## begin

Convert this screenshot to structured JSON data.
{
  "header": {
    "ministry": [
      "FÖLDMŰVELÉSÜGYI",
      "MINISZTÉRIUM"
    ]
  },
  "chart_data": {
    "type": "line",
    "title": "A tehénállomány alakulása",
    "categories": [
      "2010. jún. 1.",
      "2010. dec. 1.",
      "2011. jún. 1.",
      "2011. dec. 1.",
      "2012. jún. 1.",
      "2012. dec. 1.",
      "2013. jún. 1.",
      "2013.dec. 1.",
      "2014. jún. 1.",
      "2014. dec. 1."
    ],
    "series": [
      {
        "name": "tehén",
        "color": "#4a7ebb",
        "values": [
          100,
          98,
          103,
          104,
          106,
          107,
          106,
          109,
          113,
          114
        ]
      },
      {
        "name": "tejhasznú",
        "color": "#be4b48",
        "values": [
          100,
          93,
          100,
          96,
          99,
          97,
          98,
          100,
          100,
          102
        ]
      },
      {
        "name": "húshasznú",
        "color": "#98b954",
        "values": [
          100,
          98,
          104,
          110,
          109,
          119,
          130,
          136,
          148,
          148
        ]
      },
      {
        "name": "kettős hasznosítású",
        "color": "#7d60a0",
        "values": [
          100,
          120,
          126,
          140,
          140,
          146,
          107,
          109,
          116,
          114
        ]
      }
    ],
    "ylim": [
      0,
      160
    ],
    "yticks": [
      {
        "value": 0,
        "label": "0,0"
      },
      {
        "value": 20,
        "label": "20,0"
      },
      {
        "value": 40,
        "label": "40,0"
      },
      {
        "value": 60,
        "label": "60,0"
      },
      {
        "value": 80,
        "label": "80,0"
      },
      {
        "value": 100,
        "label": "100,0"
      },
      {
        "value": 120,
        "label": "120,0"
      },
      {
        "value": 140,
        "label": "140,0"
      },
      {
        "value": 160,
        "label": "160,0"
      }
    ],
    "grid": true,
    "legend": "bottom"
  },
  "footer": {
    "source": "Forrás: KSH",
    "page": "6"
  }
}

## end

Required work:
In the records above, how many lines contain the string "label"? State that number only.

The reply:
9